Will you transcribe all the entries word for word, skipping the pictures they hold?

-- Begin EXTRACTED MATERIAL --

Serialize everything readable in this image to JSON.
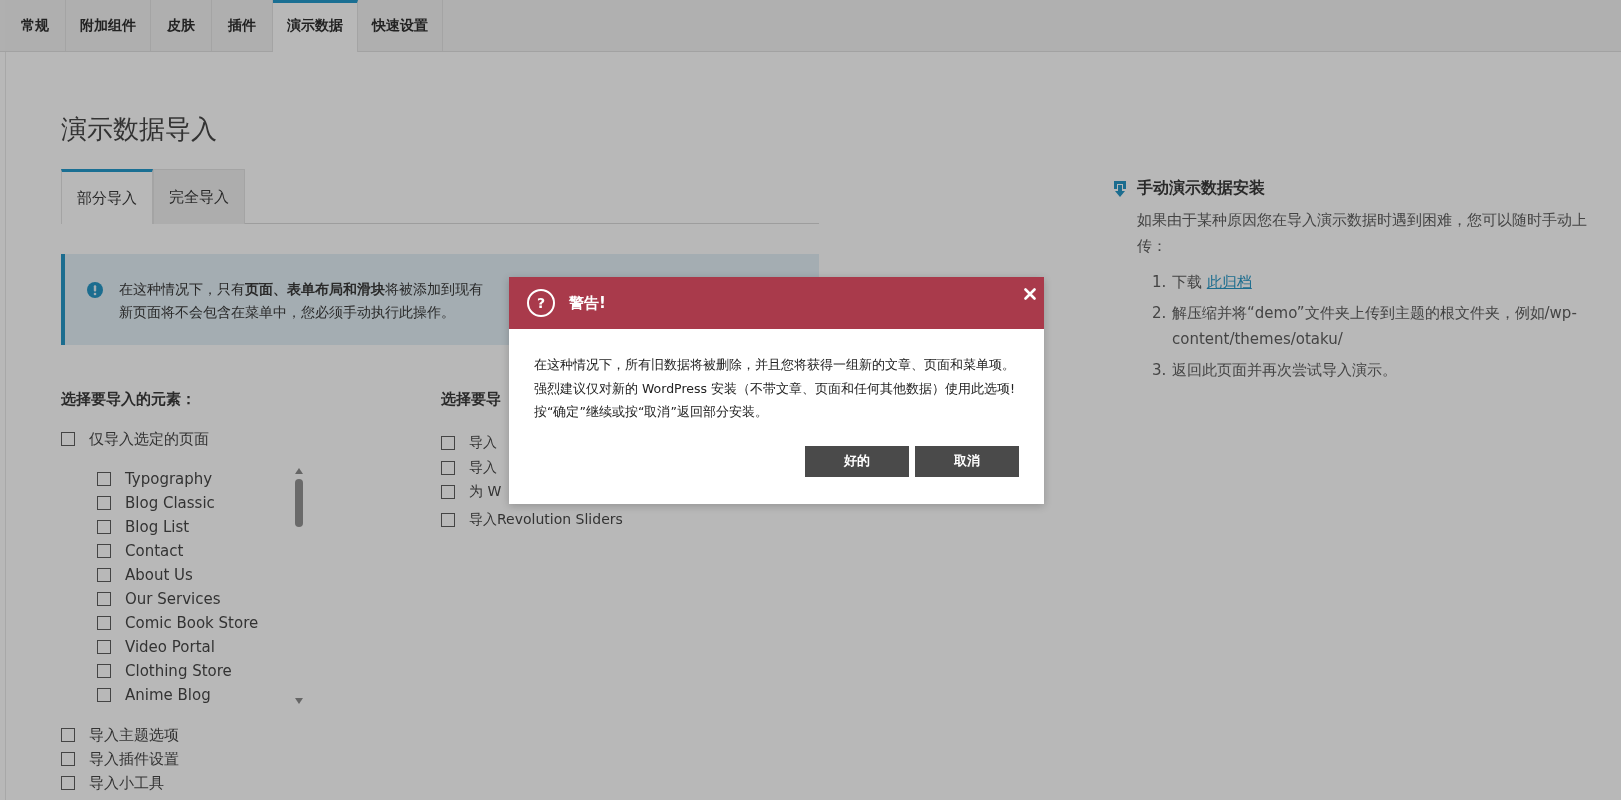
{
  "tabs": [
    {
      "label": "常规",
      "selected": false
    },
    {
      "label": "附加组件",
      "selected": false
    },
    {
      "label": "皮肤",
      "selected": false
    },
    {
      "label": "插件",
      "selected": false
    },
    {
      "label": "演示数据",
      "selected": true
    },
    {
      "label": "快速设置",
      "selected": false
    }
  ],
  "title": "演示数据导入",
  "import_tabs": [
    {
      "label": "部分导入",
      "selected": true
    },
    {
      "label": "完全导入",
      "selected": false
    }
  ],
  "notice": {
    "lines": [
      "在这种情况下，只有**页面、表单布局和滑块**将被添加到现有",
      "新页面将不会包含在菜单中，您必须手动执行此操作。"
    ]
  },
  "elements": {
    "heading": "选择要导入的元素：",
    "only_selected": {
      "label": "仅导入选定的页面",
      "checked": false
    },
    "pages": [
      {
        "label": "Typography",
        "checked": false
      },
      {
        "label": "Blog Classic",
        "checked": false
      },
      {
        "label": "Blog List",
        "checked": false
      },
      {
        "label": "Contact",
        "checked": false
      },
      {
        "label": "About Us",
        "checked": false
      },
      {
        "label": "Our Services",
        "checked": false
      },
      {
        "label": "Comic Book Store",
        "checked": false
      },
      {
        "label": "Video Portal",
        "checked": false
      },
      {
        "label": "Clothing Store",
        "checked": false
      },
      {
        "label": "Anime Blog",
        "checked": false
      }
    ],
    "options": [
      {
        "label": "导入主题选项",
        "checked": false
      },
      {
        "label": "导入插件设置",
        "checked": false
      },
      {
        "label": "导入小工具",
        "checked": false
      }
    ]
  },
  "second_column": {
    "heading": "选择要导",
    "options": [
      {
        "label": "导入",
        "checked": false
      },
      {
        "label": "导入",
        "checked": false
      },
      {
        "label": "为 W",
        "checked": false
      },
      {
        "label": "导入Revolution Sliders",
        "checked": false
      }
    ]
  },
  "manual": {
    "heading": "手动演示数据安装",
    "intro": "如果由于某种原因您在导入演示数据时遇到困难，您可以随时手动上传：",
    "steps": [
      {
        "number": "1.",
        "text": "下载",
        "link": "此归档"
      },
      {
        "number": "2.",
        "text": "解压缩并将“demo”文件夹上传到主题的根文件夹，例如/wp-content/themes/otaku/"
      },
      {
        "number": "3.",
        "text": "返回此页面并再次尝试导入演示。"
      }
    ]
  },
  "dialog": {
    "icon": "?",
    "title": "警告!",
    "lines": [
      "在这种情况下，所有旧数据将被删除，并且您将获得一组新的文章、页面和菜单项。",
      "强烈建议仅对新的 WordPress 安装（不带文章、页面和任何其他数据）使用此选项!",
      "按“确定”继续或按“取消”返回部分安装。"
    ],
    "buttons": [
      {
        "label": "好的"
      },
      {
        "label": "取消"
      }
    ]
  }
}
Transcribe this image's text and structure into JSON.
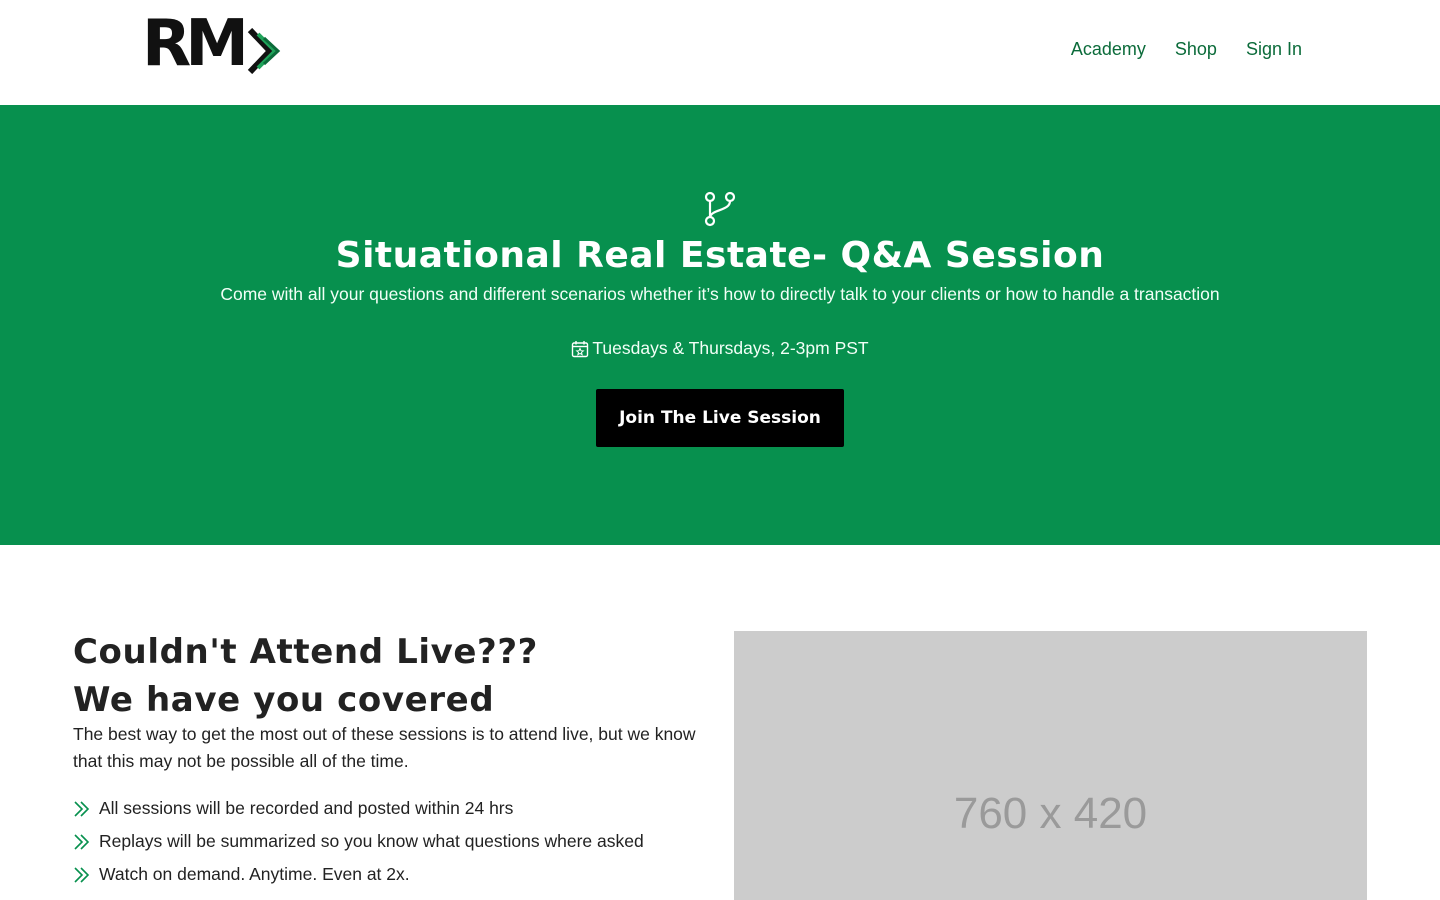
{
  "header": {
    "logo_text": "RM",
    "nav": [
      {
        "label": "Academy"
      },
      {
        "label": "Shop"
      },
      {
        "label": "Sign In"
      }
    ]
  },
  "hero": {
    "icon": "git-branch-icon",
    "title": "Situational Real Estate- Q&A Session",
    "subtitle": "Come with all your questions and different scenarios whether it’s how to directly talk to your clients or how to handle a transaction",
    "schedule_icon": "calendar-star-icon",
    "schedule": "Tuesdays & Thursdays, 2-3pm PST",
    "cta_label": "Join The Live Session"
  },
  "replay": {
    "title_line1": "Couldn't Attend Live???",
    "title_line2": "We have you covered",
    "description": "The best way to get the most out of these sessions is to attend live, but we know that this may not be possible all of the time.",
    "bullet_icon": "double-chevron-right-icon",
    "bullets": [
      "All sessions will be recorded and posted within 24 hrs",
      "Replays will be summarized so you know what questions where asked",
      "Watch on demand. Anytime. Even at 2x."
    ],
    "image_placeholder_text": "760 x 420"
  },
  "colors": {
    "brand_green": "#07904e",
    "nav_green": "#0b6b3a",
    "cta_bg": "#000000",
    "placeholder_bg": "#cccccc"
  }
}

-- End EXTRACTED MATERIAL --

TASK RESPONSE -
Serialize everything readable in this image to JSON.
{
  "tabs": [
    {
      "label": "常规",
      "selected": false
    },
    {
      "label": "附加组件",
      "selected": false
    },
    {
      "label": "皮肤",
      "selected": false
    },
    {
      "label": "插件",
      "selected": false
    },
    {
      "label": "演示数据",
      "selected": true
    },
    {
      "label": "快速设置",
      "selected": false
    }
  ],
  "title": "演示数据导入",
  "import_tabs": [
    {
      "label": "部分导入",
      "selected": true
    },
    {
      "label": "完全导入",
      "selected": false
    }
  ],
  "notice": {
    "lines": [
      "在这种情况下，只有**页面、表单布局和滑块**将被添加到现有",
      "新页面将不会包含在菜单中，您必须手动执行此操作。"
    ]
  },
  "elements": {
    "heading": "选择要导入的元素：",
    "only_selected": {
      "label": "仅导入选定的页面",
      "checked": false
    },
    "pages": [
      {
        "label": "Typography",
        "checked": false
      },
      {
        "label": "Blog Classic",
        "checked": false
      },
      {
        "label": "Blog List",
        "checked": false
      },
      {
        "label": "Contact",
        "checked": false
      },
      {
        "label": "About Us",
        "checked": false
      },
      {
        "label": "Our Services",
        "checked": false
      },
      {
        "label": "Comic Book Store",
        "checked": false
      },
      {
        "label": "Video Portal",
        "checked": false
      },
      {
        "label": "Clothing Store",
        "checked": false
      },
      {
        "label": "Anime Blog",
        "checked": false
      }
    ],
    "options": [
      {
        "label": "导入主题选项",
        "checked": false
      },
      {
        "label": "导入插件设置",
        "checked": false
      },
      {
        "label": "导入小工具",
        "checked": false
      }
    ]
  },
  "second_column": {
    "heading": "选择要导",
    "options": [
      {
        "label": "导入",
        "checked": false
      },
      {
        "label": "导入",
        "checked": false
      },
      {
        "label": "为 W",
        "checked": false
      },
      {
        "label": "导入Revolution Sliders",
        "checked": false
      }
    ]
  },
  "manual": {
    "heading": "手动演示数据安装",
    "intro": "如果由于某种原因您在导入演示数据时遇到困难，您可以随时手动上传：",
    "steps": [
      {
        "number": "1.",
        "text": "下载",
        "link": "此归档"
      },
      {
        "number": "2.",
        "text": "解压缩并将“demo”文件夹上传到主题的根文件夹，例如/wp-content/themes/otaku/"
      },
      {
        "number": "3.",
        "text": "返回此页面并再次尝试导入演示。"
      }
    ]
  },
  "dialog": {
    "icon": "?",
    "title": "警告!",
    "lines": [
      "在这种情况下，所有旧数据将被删除，并且您将获得一组新的文章、页面和菜单项。",
      "强烈建议仅对新的 WordPress 安装（不带文章、页面和任何其他数据）使用此选项!",
      "按“确定”继续或按“取消”返回部分安装。"
    ],
    "buttons": [
      {
        "label": "好的"
      },
      {
        "label": "取消"
      }
    ]
  }
}
Transcribe this image's text and structure into JSON.
{
  "header": {
    "logo_text": "RM",
    "nav": [
      {
        "label": "Academy"
      },
      {
        "label": "Shop"
      },
      {
        "label": "Sign In"
      }
    ]
  },
  "hero": {
    "icon": "git-branch-icon",
    "title": "Situational Real Estate- Q&A Session",
    "subtitle": "Come with all your questions and different scenarios whether it’s how to directly talk to your clients or how to handle a transaction",
    "schedule_icon": "calendar-star-icon",
    "schedule": "Tuesdays & Thursdays, 2-3pm PST",
    "cta_label": "Join The Live Session"
  },
  "replay": {
    "title_line1": "Couldn't Attend Live???",
    "title_line2": "We have you covered",
    "description": "The best way to get the most out of these sessions is to attend live, but we know that this may not be possible all of the time.",
    "bullet_icon": "double-chevron-right-icon",
    "bullets": [
      "All sessions will be recorded and posted within 24 hrs",
      "Replays will be summarized so you know what questions where asked",
      "Watch on demand. Anytime. Even at 2x."
    ],
    "image_placeholder_text": "760 x 420"
  },
  "colors": {
    "brand_green": "#07904e",
    "nav_green": "#0b6b3a",
    "cta_bg": "#000000",
    "placeholder_bg": "#cccccc"
  }
}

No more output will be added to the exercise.